Requirement: Return the lines from the one containing "grok-icon[interactable] [1012, 44, 1062, 94]" up to and including the one containing "bar-chart-icon [812, 1012, 844, 1048]", copied exactly.

----

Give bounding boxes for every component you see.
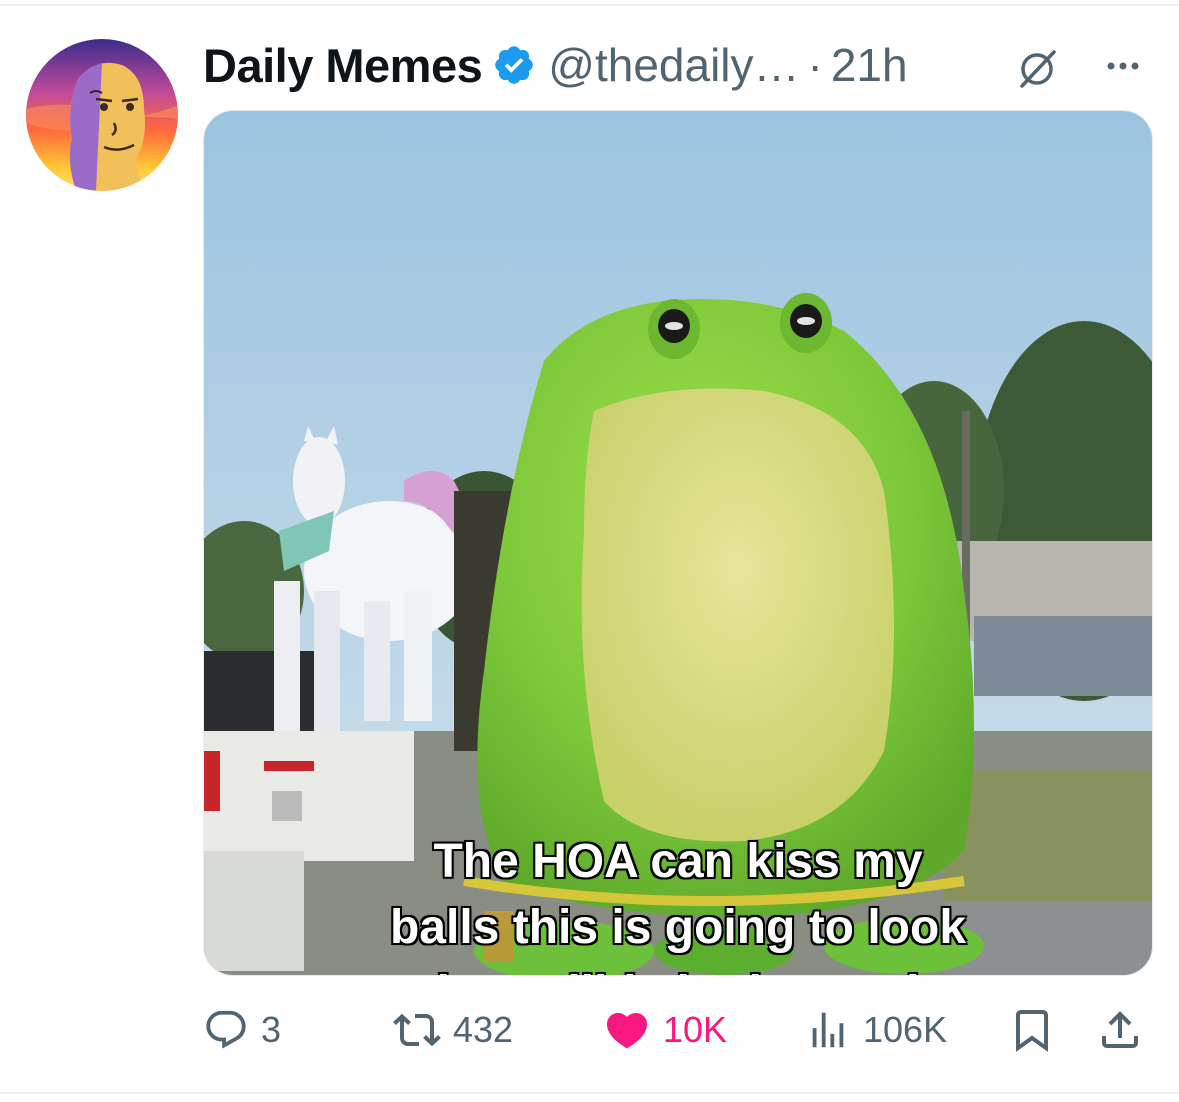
grok-icon[interactable] [1012, 44, 1062, 94]
post-time[interactable]: 21h [831, 38, 908, 92]
reply-count: 3 [261, 1009, 282, 1050]
views-count: 106K [863, 1009, 948, 1050]
like-count: 10K [663, 1009, 728, 1050]
upload-share-icon [1102, 1011, 1138, 1048]
verified-badge-icon [492, 43, 536, 87]
reply-button[interactable]: 3 [203, 1000, 281, 1060]
caption-line: incredible in the yard [204, 961, 1152, 975]
bookmark-icon [1016, 1010, 1048, 1052]
post-header: Daily Memes @thedaily… · 21h [203, 34, 908, 96]
avatar[interactable] [26, 39, 178, 191]
speech-bubble-icon [206, 1010, 246, 1049]
heart-icon [606, 1013, 648, 1049]
author-name[interactable]: Daily Memes [203, 38, 483, 93]
repost-count: 432 [453, 1009, 514, 1050]
caption-line: The HOA can kiss my [432, 834, 923, 889]
divider-bottom [0, 1092, 1179, 1094]
tweet[interactable]: Daily Memes @thedaily… · 21h The HOA can… [0, 0, 1179, 1102]
action-bar: 3 432 10K 106K [203, 1000, 1151, 1060]
views-button[interactable]: 106K [805, 1000, 947, 1060]
image-caption: The HOA can kiss my balls this is going … [204, 829, 1152, 975]
ellipsis-icon[interactable] [1098, 44, 1148, 94]
bar-chart-icon [812, 1012, 844, 1048]
repost-button[interactable]: 432 [393, 1000, 513, 1060]
share-button[interactable] [1096, 1000, 1156, 1060]
divider-top [0, 4, 1179, 6]
like-button[interactable]: 10K [603, 1000, 727, 1060]
author-handle[interactable]: @thedaily… [548, 38, 799, 92]
caption-line: balls this is going to look [389, 900, 967, 955]
post-image[interactable]: The HOA can kiss my balls this is going … [203, 110, 1153, 976]
separator: · [807, 39, 823, 91]
bookmark-button[interactable] [1008, 1000, 1068, 1060]
repost-arrows-icon [393, 1013, 441, 1047]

----

Result of this exercise:
grok-icon[interactable] [1012, 44, 1062, 94]
post-time[interactable]: 21h [831, 38, 908, 92]
reply-count: 3 [261, 1009, 282, 1050]
views-count: 106K [863, 1009, 948, 1050]
like-count: 10K [663, 1009, 728, 1050]
upload-share-icon [1102, 1011, 1138, 1048]
verified-badge-icon [492, 43, 536, 87]
reply-button[interactable]: 3 [203, 1000, 281, 1060]
caption-line: incredible in the yard [204, 961, 1152, 975]
bookmark-icon [1016, 1010, 1048, 1052]
post-header: Daily Memes @thedaily… · 21h [203, 34, 908, 96]
avatar[interactable] [26, 39, 178, 191]
speech-bubble-icon [206, 1010, 246, 1049]
heart-icon [606, 1013, 648, 1049]
author-name[interactable]: Daily Memes [203, 38, 483, 93]
repost-count: 432 [453, 1009, 514, 1050]
caption-line: The HOA can kiss my [432, 834, 923, 889]
divider-bottom [0, 1092, 1179, 1094]
tweet[interactable]: Daily Memes @thedaily… · 21h The HOA can… [0, 0, 1179, 1102]
action-bar: 3 432 10K 106K [203, 1000, 1151, 1060]
views-button[interactable]: 106K [805, 1000, 947, 1060]
image-caption: The HOA can kiss my balls this is going … [204, 829, 1152, 975]
ellipsis-icon[interactable] [1098, 44, 1148, 94]
bar-chart-icon [812, 1012, 844, 1048]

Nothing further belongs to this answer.